Information shown:
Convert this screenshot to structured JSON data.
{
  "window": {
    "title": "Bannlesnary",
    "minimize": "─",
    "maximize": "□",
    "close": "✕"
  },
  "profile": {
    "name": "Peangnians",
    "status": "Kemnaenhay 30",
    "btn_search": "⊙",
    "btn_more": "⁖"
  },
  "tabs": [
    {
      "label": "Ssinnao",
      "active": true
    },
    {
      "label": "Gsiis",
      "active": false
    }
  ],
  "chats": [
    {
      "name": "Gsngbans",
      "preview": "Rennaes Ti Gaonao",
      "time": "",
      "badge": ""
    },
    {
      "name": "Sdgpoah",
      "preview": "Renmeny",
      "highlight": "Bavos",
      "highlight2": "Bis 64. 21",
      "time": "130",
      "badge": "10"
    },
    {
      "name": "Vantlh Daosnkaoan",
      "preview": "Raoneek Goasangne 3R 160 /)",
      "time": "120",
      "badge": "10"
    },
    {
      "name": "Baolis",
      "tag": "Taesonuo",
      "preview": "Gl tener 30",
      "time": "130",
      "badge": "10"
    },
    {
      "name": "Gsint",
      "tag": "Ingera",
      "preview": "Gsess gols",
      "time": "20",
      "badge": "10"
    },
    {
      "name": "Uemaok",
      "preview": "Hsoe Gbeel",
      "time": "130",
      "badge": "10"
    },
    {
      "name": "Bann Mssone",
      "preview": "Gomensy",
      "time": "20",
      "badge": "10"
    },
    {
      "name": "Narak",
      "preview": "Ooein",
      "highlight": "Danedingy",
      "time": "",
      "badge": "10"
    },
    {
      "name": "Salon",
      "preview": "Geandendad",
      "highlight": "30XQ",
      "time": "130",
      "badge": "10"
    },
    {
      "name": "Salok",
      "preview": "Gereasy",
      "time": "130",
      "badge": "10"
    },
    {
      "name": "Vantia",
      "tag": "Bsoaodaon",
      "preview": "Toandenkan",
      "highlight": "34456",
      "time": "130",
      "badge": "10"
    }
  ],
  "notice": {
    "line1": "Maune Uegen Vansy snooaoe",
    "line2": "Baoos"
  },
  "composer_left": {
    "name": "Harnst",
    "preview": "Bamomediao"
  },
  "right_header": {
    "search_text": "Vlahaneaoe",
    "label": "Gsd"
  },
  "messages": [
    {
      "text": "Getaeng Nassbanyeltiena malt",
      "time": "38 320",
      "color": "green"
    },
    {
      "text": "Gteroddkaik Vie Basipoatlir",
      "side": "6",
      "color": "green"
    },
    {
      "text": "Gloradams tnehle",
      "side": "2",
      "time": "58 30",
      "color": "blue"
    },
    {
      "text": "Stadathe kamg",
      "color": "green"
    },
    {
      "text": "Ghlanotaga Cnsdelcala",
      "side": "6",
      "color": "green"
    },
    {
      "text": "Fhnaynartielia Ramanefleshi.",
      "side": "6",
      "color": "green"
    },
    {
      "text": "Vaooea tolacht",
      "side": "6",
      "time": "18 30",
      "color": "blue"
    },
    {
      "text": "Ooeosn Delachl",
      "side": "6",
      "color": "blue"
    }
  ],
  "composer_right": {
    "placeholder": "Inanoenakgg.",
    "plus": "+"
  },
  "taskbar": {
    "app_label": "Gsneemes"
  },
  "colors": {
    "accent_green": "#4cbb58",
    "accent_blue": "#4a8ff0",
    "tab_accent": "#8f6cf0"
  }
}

Problem: Exactly as they are written, print the entries again.

The solution:
Convert this screenshot to structured JSON data.
{
  "window": {
    "title": "Bannlesnary",
    "minimize": "─",
    "maximize": "□",
    "close": "✕"
  },
  "profile": {
    "name": "Peangnians",
    "status": "Kemnaenhay 30",
    "btn_search": "⊙",
    "btn_more": "⁖"
  },
  "tabs": [
    {
      "label": "Ssinnao",
      "active": true
    },
    {
      "label": "Gsiis",
      "active": false
    }
  ],
  "chats": [
    {
      "name": "Gsngbans",
      "preview": "Rennaes Ti Gaonao",
      "time": "",
      "badge": ""
    },
    {
      "name": "Sdgpoah",
      "preview": "Renmeny",
      "highlight": "Bavos",
      "highlight2": "Bis 64. 21",
      "time": "130",
      "badge": "10"
    },
    {
      "name": "Vantlh Daosnkaoan",
      "preview": "Raoneek Goasangne 3R 160 /)",
      "time": "120",
      "badge": "10"
    },
    {
      "name": "Baolis",
      "tag": "Taesonuo",
      "preview": "Gl tener 30",
      "time": "130",
      "badge": "10"
    },
    {
      "name": "Gsint",
      "tag": "Ingera",
      "preview": "Gsess gols",
      "time": "20",
      "badge": "10"
    },
    {
      "name": "Uemaok",
      "preview": "Hsoe Gbeel",
      "time": "130",
      "badge": "10"
    },
    {
      "name": "Bann Mssone",
      "preview": "Gomensy",
      "time": "20",
      "badge": "10"
    },
    {
      "name": "Narak",
      "preview": "Ooein",
      "highlight": "Danedingy",
      "time": "",
      "badge": "10"
    },
    {
      "name": "Salon",
      "preview": "Geandendad",
      "highlight": "30XQ",
      "time": "130",
      "badge": "10"
    },
    {
      "name": "Salok",
      "preview": "Gereasy",
      "time": "130",
      "badge": "10"
    },
    {
      "name": "Vantia",
      "tag": "Bsoaodaon",
      "preview": "Toandenkan",
      "highlight": "34456",
      "time": "130",
      "badge": "10"
    }
  ],
  "notice": {
    "line1": "Maune Uegen Vansy snooaoe",
    "line2": "Baoos"
  },
  "composer_left": {
    "name": "Harnst",
    "preview": "Bamomediao"
  },
  "right_header": {
    "search_text": "Vlahaneaoe",
    "label": "Gsd"
  },
  "messages": [
    {
      "text": "Getaeng Nassbanyeltiena malt",
      "time": "38 320",
      "color": "green"
    },
    {
      "text": "Gteroddkaik Vie Basipoatlir",
      "side": "6",
      "color": "green"
    },
    {
      "text": "Gloradams tnehle",
      "side": "2",
      "time": "58 30",
      "color": "blue"
    },
    {
      "text": "Stadathe kamg",
      "color": "green"
    },
    {
      "text": "Ghlanotaga Cnsdelcala",
      "side": "6",
      "color": "green"
    },
    {
      "text": "Fhnaynartielia Ramanefleshi.",
      "side": "6",
      "color": "green"
    },
    {
      "text": "Vaooea tolacht",
      "side": "6",
      "time": "18 30",
      "color": "blue"
    },
    {
      "text": "Ooeosn Delachl",
      "side": "6",
      "color": "blue"
    }
  ],
  "composer_right": {
    "placeholder": "Inanoenakgg.",
    "plus": "+"
  },
  "taskbar": {
    "app_label": "Gsneemes"
  },
  "colors": {
    "accent_green": "#4cbb58",
    "accent_blue": "#4a8ff0",
    "tab_accent": "#8f6cf0"
  }
}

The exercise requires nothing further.